** Given information **
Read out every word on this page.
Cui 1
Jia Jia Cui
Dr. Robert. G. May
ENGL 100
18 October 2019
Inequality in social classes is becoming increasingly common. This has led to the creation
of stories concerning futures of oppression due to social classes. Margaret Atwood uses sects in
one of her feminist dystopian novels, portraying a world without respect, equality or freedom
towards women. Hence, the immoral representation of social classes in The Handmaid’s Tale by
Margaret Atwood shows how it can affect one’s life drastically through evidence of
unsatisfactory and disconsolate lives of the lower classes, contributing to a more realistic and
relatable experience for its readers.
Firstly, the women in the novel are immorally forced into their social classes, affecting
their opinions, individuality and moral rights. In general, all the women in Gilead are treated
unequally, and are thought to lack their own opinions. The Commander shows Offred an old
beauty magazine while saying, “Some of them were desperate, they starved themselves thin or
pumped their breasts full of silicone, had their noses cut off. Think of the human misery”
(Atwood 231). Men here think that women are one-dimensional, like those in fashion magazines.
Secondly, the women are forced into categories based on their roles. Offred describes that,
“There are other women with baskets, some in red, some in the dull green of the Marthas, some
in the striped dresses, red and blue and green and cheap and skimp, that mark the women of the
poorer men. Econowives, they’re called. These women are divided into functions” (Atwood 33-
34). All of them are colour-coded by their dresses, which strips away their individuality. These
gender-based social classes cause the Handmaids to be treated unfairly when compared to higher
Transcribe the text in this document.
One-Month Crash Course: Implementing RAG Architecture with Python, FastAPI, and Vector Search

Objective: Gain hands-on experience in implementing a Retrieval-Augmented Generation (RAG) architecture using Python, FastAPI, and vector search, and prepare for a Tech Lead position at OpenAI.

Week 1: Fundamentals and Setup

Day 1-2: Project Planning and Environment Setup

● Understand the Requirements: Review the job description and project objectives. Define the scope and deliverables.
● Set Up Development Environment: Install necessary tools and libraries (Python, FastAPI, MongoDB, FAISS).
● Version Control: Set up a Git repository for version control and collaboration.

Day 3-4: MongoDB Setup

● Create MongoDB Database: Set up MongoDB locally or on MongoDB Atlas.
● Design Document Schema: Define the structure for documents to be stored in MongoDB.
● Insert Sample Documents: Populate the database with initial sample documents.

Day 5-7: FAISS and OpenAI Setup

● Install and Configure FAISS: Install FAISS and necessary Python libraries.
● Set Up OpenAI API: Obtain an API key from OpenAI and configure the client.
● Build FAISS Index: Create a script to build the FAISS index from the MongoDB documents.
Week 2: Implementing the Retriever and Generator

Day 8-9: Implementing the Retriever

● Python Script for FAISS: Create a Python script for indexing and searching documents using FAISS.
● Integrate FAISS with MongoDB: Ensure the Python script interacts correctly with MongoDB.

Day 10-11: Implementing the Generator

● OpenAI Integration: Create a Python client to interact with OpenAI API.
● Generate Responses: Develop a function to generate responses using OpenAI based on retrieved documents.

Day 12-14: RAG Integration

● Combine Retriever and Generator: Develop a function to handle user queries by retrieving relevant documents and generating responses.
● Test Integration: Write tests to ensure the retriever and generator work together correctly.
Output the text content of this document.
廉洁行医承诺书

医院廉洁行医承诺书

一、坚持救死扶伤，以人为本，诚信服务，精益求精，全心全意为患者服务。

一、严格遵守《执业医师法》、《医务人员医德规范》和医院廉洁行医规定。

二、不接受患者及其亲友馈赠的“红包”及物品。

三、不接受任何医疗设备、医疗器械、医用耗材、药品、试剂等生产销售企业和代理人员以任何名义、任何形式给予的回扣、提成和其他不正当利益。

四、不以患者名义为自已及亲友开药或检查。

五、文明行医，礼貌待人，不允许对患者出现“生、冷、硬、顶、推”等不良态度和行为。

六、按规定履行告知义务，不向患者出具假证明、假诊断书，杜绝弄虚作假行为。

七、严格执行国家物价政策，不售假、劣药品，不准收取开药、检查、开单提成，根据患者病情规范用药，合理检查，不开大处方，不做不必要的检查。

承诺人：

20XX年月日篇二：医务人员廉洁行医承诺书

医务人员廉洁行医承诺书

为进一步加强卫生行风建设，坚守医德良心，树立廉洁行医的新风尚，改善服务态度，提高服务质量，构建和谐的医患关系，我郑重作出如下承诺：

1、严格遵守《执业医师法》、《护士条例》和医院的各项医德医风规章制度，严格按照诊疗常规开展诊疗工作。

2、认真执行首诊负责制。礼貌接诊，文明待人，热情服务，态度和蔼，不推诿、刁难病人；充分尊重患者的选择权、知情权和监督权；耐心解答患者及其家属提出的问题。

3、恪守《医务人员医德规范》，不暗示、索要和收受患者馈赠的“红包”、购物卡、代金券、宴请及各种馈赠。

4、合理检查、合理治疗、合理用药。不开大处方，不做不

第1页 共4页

** Directions **
Every record above must be duplicated exactly.

** Result of this task **
Read out every word on this page.
Cui 1
Jia Jia Cui
Dr. Robert. G. May
ENGL 100
18 October 2019
Inequality in social classes is becoming increasingly common. This has led to the creation
of stories concerning futures of oppression due to social classes. Margaret Atwood uses sects in
one of her feminist dystopian novels, portraying a world without respect, equality or freedom
towards women. Hence, the immoral representation of social classes in The Handmaid’s Tale by
Margaret Atwood shows how it can affect one’s life drastically through evidence of
unsatisfactory and disconsolate lives of the lower classes, contributing to a more realistic and
relatable experience for its readers.
Firstly, the women in the novel are immorally forced into their social classes, affecting
their opinions, individuality and moral rights. In general, all the women in Gilead are treated
unequally, and are thought to lack their own opinions. The Commander shows Offred an old
beauty magazine while saying, “Some of them were desperate, they starved themselves thin or
pumped their breasts full of silicone, had their noses cut off. Think of the human misery”
(Atwood 231). Men here think that women are one-dimensional, like those in fashion magazines.
Secondly, the women are forced into categories based on their roles. Offred describes that,
“There are other women with baskets, some in red, some in the dull green of the Marthas, some
in the striped dresses, red and blue and green and cheap and skimp, that mark the women of the
poorer men. Econowives, they’re called. These women are divided into functions” (Atwood 33-
34). All of them are colour-coded by their dresses, which strips away their individuality. These
gender-based social classes cause the Handmaids to be treated unfairly when compared to higher
Transcribe the text in this document.
One-Month Crash Course: Implementing RAG Architecture with Python, FastAPI, and Vector Search

Objective: Gain hands-on experience in implementing a Retrieval-Augmented Generation (RAG) architecture using Python, FastAPI, and vector search, and prepare for a Tech Lead position at OpenAI.

Week 1: Fundamentals and Setup

Day 1-2: Project Planning and Environment Setup

● Understand the Requirements: Review the job description and project objectives. Define the scope and deliverables.
● Set Up Development Environment: Install necessary tools and libraries (Python, FastAPI, MongoDB, FAISS).
● Version Control: Set up a Git repository for version control and collaboration.

Day 3-4: MongoDB Setup

● Create MongoDB Database: Set up MongoDB locally or on MongoDB Atlas.
● Design Document Schema: Define the structure for documents to be stored in MongoDB.
● Insert Sample Documents: Populate the database with initial sample documents.

Day 5-7: FAISS and OpenAI Setup

● Install and Configure FAISS: Install FAISS and necessary Python libraries.
● Set Up OpenAI API: Obtain an API key from OpenAI and configure the client.
● Build FAISS Index: Create a script to build the FAISS index from the MongoDB documents.
Week 2: Implementing the Retriever and Generator

Day 8-9: Implementing the Retriever

● Python Script for FAISS: Create a Python script for indexing and searching documents using FAISS.
● Integrate FAISS with MongoDB: Ensure the Python script interacts correctly with MongoDB.

Day 10-11: Implementing the Generator

● OpenAI Integration: Create a Python client to interact with OpenAI API.
● Generate Responses: Develop a function to generate responses using OpenAI based on retrieved documents.

Day 12-14: RAG Integration

● Combine Retriever and Generator: Develop a function to handle user queries by retrieving relevant documents and generating responses.
● Test Integration: Write tests to ensure the retriever and generator work together correctly.
Output the text content of this document.
廉洁行医承诺书

医院廉洁行医承诺书

一、坚持救死扶伤，以人为本，诚信服务，精益求精，全心全意为患者服务。

一、严格遵守《执业医师法》、《医务人员医德规范》和医院廉洁行医规定。

二、不接受患者及其亲友馈赠的“红包”及物品。

三、不接受任何医疗设备、医疗器械、医用耗材、药品、试剂等生产销售企业和代理人员以任何名义、任何形式给予的回扣、提成和其他不正当利益。

四、不以患者名义为自已及亲友开药或检查。

五、文明行医，礼貌待人，不允许对患者出现“生、冷、硬、顶、推”等不良态度和行为。

六、按规定履行告知义务，不向患者出具假证明、假诊断书，杜绝弄虚作假行为。

七、严格执行国家物价政策，不售假、劣药品，不准收取开药、检查、开单提成，根据患者病情规范用药，合理检查，不开大处方，不做不必要的检查。

承诺人：

20XX年月日篇二：医务人员廉洁行医承诺书

医务人员廉洁行医承诺书

为进一步加强卫生行风建设，坚守医德良心，树立廉洁行医的新风尚，改善服务态度，提高服务质量，构建和谐的医患关系，我郑重作出如下承诺：

1、严格遵守《执业医师法》、《护士条例》和医院的各项医德医风规章制度，严格按照诊疗常规开展诊疗工作。

2、认真执行首诊负责制。礼貌接诊，文明待人，热情服务，态度和蔼，不推诿、刁难病人；充分尊重患者的选择权、知情权和监督权；耐心解答患者及其家属提出的问题。

3、恪守《医务人员医德规范》，不暗示、索要和收受患者馈赠的“红包”、购物卡、代金券、宴请及各种馈赠。

4、合理检查、合理治疗、合理用药。不开大处方，不做不

第1页 共4页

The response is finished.